→ **What you should do**
Copy out each line of the material in which the word "Ortalama" appears.

----- Extracted material -----

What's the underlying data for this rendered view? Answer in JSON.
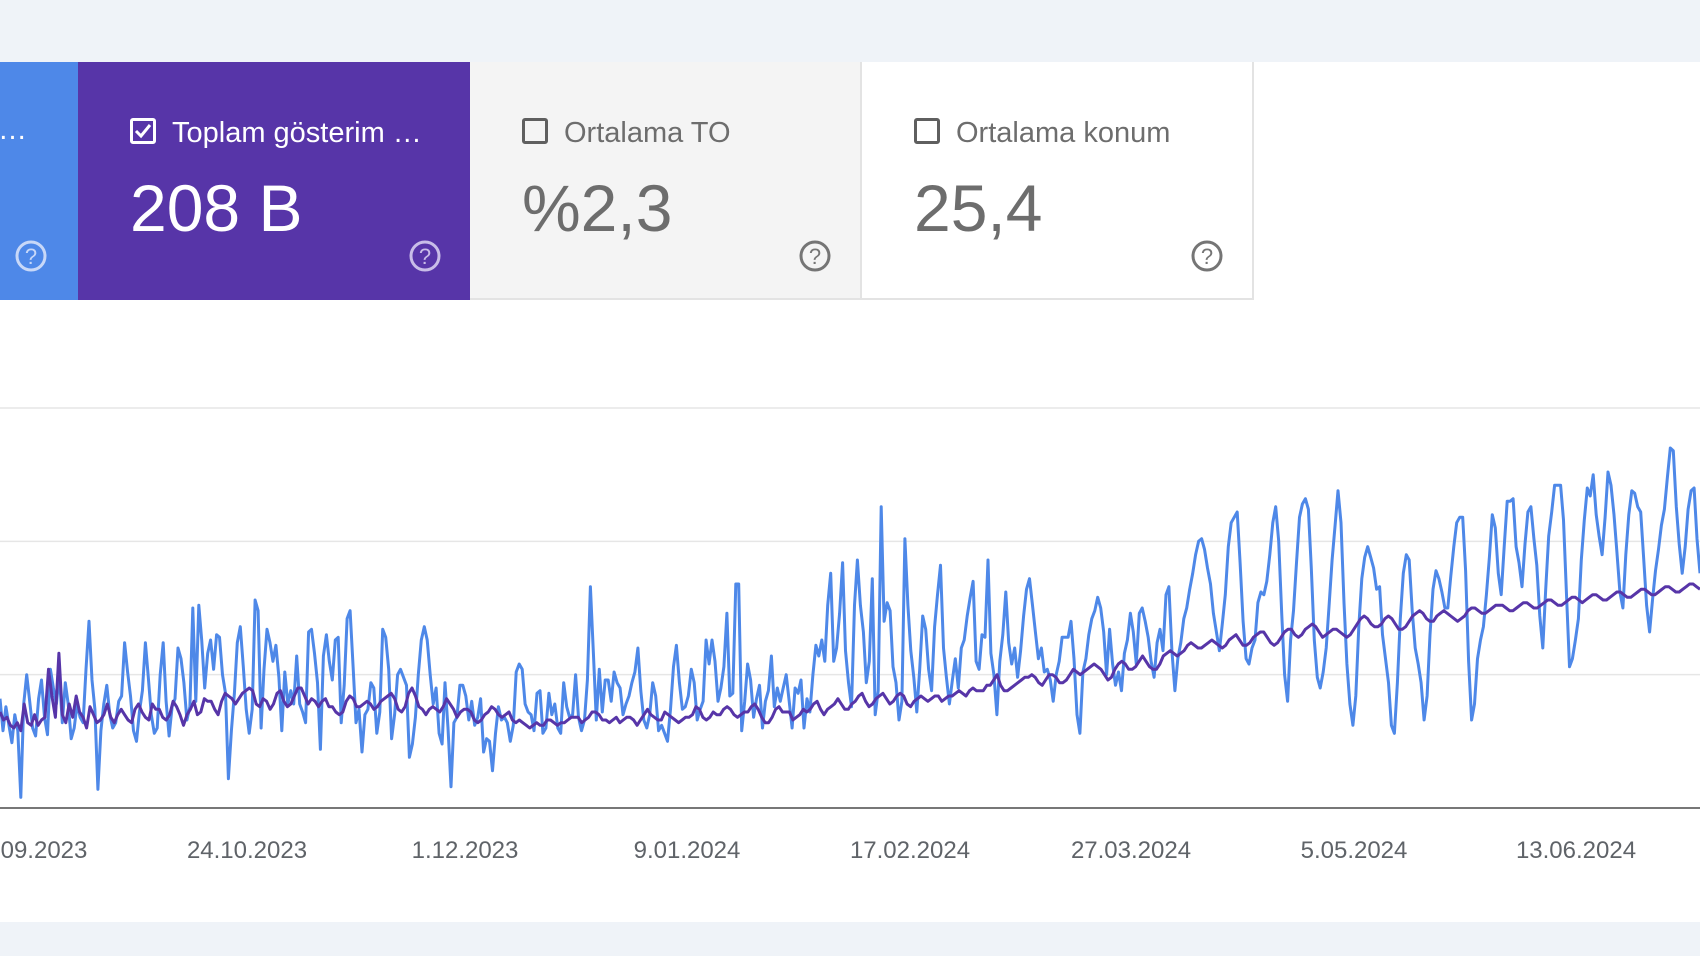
{
  "metrics": {
    "clicks": {
      "label": "…",
      "active": true,
      "color": "#4e88e8"
    },
    "impressions": {
      "label": "Toplam gösterim …",
      "value": "208 B",
      "checked": true,
      "color": "#5735a8"
    },
    "ctr": {
      "label": "Ortalama TO",
      "value": "%2,3",
      "checked": false
    },
    "position": {
      "label": "Ortalama konum",
      "value": "25,4",
      "checked": false
    }
  },
  "chart_data": {
    "type": "line",
    "x_tick_labels": [
      "09.2023",
      "24.10.2023",
      "1.12.2023",
      "9.01.2024",
      "17.02.2024",
      "27.03.2024",
      "5.05.2024",
      "13.06.2024"
    ],
    "y_range": [
      0,
      300
    ],
    "grid": true,
    "series": [
      {
        "color": "#4e88e8",
        "values": [
          82,
          58,
          76,
          62,
          49,
          70,
          58,
          8,
          78,
          100,
          80,
          60,
          54,
          82,
          96,
          68,
          55,
          104,
          90,
          78,
          100,
          64,
          94,
          78,
          52,
          60,
          78,
          68,
          64,
          104,
          140,
          96,
          74,
          14,
          58,
          78,
          92,
          70,
          60,
          64,
          80,
          84,
          124,
          102,
          84,
          58,
          50,
          72,
          88,
          124,
          98,
          70,
          56,
          60,
          100,
          124,
          80,
          54,
          76,
          82,
          120,
          112,
          94,
          66,
          76,
          150,
          80,
          152,
          126,
          90,
          116,
          126,
          104,
          130,
          128,
          100,
          86,
          22,
          58,
          86,
          124,
          136,
          106,
          74,
          56,
          74,
          156,
          148,
          60,
          104,
          134,
          124,
          110,
          122,
          98,
          58,
          102,
          78,
          88,
          78,
          114,
          78,
          72,
          64,
          132,
          134,
          116,
          94,
          44,
          114,
          130,
          110,
          96,
          126,
          128,
          64,
          92,
          142,
          148,
          106,
          64,
          74,
          42,
          70,
          74,
          94,
          90,
          56,
          72,
          134,
          128,
          104,
          52,
          70,
          100,
          104,
          98,
          92,
          38,
          48,
          68,
          100,
          126,
          136,
          126,
          100,
          78,
          90,
          56,
          48,
          94,
          60,
          16,
          64,
          68,
          92,
          92,
          84,
          66,
          80,
          62,
          68,
          82,
          42,
          52,
          50,
          28,
          56,
          76,
          66,
          68,
          64,
          50,
          62,
          102,
          108,
          104,
          78,
          72,
          70,
          58,
          86,
          88,
          56,
          60,
          86,
          70,
          78,
          60,
          56,
          94,
          76,
          68,
          70,
          100,
          68,
          58,
          66,
          96,
          166,
          116,
          66,
          104,
          72,
          96,
          96,
          80,
          102,
          94,
          90,
          70,
          78,
          84,
          94,
          102,
          120,
          88,
          66,
          60,
          70,
          94,
          84,
          58,
          62,
          56,
          50,
          74,
          106,
          122,
          94,
          74,
          76,
          84,
          104,
          94,
          66,
          74,
          80,
          126,
          108,
          126,
          110,
          80,
          90,
          106,
          146,
          84,
          86,
          168,
          168,
          58,
          80,
          108,
          96,
          68,
          82,
          92,
          60,
          80,
          88,
          114,
          76,
          90,
          80,
          90,
          100,
          80,
          60,
          90,
          86,
          96,
          60,
          82,
          72,
          100,
          122,
          114,
          126,
          110,
          152,
          176,
          110,
          120,
          146,
          184,
          118,
          94,
          76,
          152,
          186,
          152,
          132,
          94,
          110,
          172,
          70,
          88,
          226,
          140,
          154,
          148,
          106,
          94,
          66,
          80,
          202,
          152,
          118,
          98,
          72,
          104,
          144,
          134,
          104,
          88,
          136,
          160,
          182,
          120,
          98,
          78,
          96,
          112,
          90,
          120,
          126,
          144,
          158,
          170,
          110,
          104,
          130,
          128,
          186,
          116,
          100,
          70,
          110,
          130,
          162,
          124,
          108,
          120,
          98,
          118,
          144,
          164,
          172,
          152,
          132,
          112,
          120,
          102,
          104,
          96,
          80,
          100,
          110,
          128,
          128,
          128,
          140,
          112,
          70,
          56,
          102,
          112,
          130,
          142,
          148,
          158,
          150,
          132,
          100,
          134,
          108,
          92,
          102,
          88,
          116,
          126,
          146,
          132,
          108,
          146,
          150,
          140,
          128,
          110,
          98,
          124,
          134,
          118,
          160,
          166,
          118,
          88,
          112,
          124,
          142,
          150,
          164,
          176,
          190,
          200,
          202,
          194,
          180,
          168,
          146,
          132,
          118,
          138,
          160,
          196,
          214,
          218,
          222,
          184,
          140,
          112,
          108,
          120,
          126,
          154,
          162,
          160,
          170,
          190,
          214,
          226,
          200,
          146,
          100,
          80,
          126,
          148,
          184,
          218,
          228,
          232,
          224,
          180,
          126,
          98,
          90,
          102,
          120,
          152,
          186,
          212,
          238,
          214,
          154,
          108,
          78,
          62,
          84,
          136,
          172,
          188,
          196,
          188,
          180,
          164,
          166,
          130,
          112,
          94,
          62,
          56,
          94,
          142,
          176,
          190,
          186,
          148,
          120,
          108,
          94,
          66,
          84,
          130,
          164,
          178,
          172,
          162,
          150,
          150,
          174,
          196,
          214,
          218,
          218,
          178,
          110,
          66,
          78,
          112,
          126,
          136,
          160,
          188,
          220,
          210,
          176,
          160,
          196,
          230,
          230,
          232,
          196,
          184,
          166,
          198,
          222,
          226,
          202,
          182,
          144,
          120,
          164,
          204,
          222,
          242,
          242,
          242,
          216,
          160,
          106,
          112,
          126,
          142,
          186,
          216,
          240,
          234,
          250,
          220,
          204,
          190,
          218,
          252,
          242,
          220,
          192,
          162,
          150,
          190,
          220,
          238,
          236,
          226,
          222,
          188,
          152,
          132,
          156,
          178,
          194,
          212,
          224,
          248,
          270,
          268,
          226,
          198,
          176,
          196,
          224,
          238,
          240,
          202,
          176
        ]
      },
      {
        "color": "#5735a8",
        "values": [
          72,
          66,
          68,
          62,
          60,
          64,
          58,
          78,
          64,
          62,
          70,
          62,
          66,
          68,
          104,
          84,
          68,
          116,
          70,
          64,
          78,
          68,
          84,
          72,
          68,
          60,
          76,
          70,
          64,
          66,
          70,
          78,
          68,
          64,
          70,
          74,
          70,
          66,
          64,
          74,
          78,
          72,
          68,
          66,
          78,
          74,
          74,
          68,
          66,
          70,
          80,
          76,
          70,
          62,
          70,
          74,
          80,
          70,
          72,
          82,
          80,
          80,
          74,
          70,
          80,
          86,
          84,
          82,
          78,
          82,
          86,
          88,
          90,
          88,
          78,
          76,
          82,
          80,
          74,
          78,
          86,
          88,
          80,
          76,
          78,
          84,
          90,
          90,
          84,
          78,
          82,
          80,
          76,
          80,
          82,
          76,
          76,
          72,
          70,
          72,
          80,
          84,
          82,
          76,
          76,
          78,
          80,
          78,
          74,
          76,
          80,
          82,
          84,
          86,
          82,
          74,
          72,
          76,
          86,
          90,
          84,
          76,
          74,
          70,
          74,
          76,
          74,
          72,
          76,
          82,
          78,
          74,
          68,
          72,
          74,
          74,
          72,
          66,
          64,
          66,
          70,
          72,
          76,
          74,
          70,
          68,
          70,
          72,
          66,
          64,
          66,
          64,
          62,
          60,
          62,
          64,
          62,
          62,
          66,
          66,
          64,
          62,
          64,
          64,
          66,
          68,
          68,
          68,
          64,
          66,
          68,
          72,
          72,
          70,
          66,
          66,
          64,
          66,
          68,
          64,
          66,
          68,
          68,
          66,
          62,
          66,
          70,
          74,
          70,
          68,
          66,
          66,
          72,
          70,
          68,
          66,
          64,
          66,
          68,
          68,
          70,
          76,
          74,
          68,
          66,
          68,
          72,
          70,
          70,
          74,
          76,
          74,
          70,
          68,
          70,
          72,
          72,
          76,
          78,
          74,
          68,
          64,
          64,
          68,
          74,
          76,
          72,
          72,
          72,
          66,
          68,
          70,
          74,
          72,
          74,
          78,
          80,
          74,
          70,
          74,
          76,
          78,
          82,
          78,
          74,
          74,
          78,
          80,
          84,
          86,
          80,
          76,
          78,
          82,
          84,
          86,
          82,
          78,
          80,
          84,
          86,
          84,
          78,
          76,
          80,
          82,
          84,
          82,
          80,
          82,
          84,
          84,
          80,
          82,
          84,
          84,
          86,
          88,
          86,
          84,
          88,
          90,
          88,
          88,
          88,
          92,
          92,
          96,
          100,
          92,
          88,
          88,
          90,
          92,
          94,
          96,
          98,
          98,
          100,
          98,
          94,
          92,
          96,
          100,
          100,
          98,
          94,
          94,
          96,
          100,
          104,
          102,
          100,
          102,
          104,
          106,
          108,
          106,
          104,
          100,
          96,
          98,
          104,
          108,
          110,
          108,
          104,
          104,
          106,
          110,
          114,
          110,
          106,
          104,
          104,
          108,
          114,
          116,
          118,
          116,
          114,
          116,
          118,
          122,
          124,
          122,
          120,
          120,
          122,
          124,
          126,
          124,
          122,
          120,
          122,
          126,
          128,
          130,
          126,
          122,
          122,
          124,
          128,
          130,
          132,
          132,
          128,
          124,
          122,
          124,
          128,
          132,
          134,
          134,
          130,
          128,
          130,
          134,
          136,
          138,
          136,
          132,
          128,
          130,
          132,
          134,
          134,
          132,
          130,
          128,
          130,
          134,
          138,
          142,
          144,
          142,
          138,
          136,
          136,
          138,
          142,
          144,
          142,
          138,
          134,
          134,
          136,
          140,
          144,
          146,
          148,
          146,
          142,
          140,
          140,
          144,
          146,
          148,
          146,
          144,
          142,
          140,
          142,
          144,
          148,
          150,
          150,
          148,
          146,
          146,
          148,
          150,
          152,
          152,
          152,
          150,
          148,
          148,
          150,
          152,
          154,
          154,
          152,
          150,
          150,
          152,
          154,
          156,
          156,
          154,
          152,
          152,
          154,
          156,
          158,
          158,
          156,
          154,
          156,
          158,
          160,
          160,
          158,
          156,
          156,
          158,
          160,
          162,
          162,
          160,
          158,
          158,
          160,
          162,
          164,
          164,
          162,
          160,
          160,
          162,
          164,
          166,
          166,
          164,
          162,
          162,
          164,
          166,
          168,
          168,
          166,
          164
        ]
      }
    ]
  }
}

-----

→ **Result of the task**
      "label": "Ortalama TO",
      "label": "Ortalama konum",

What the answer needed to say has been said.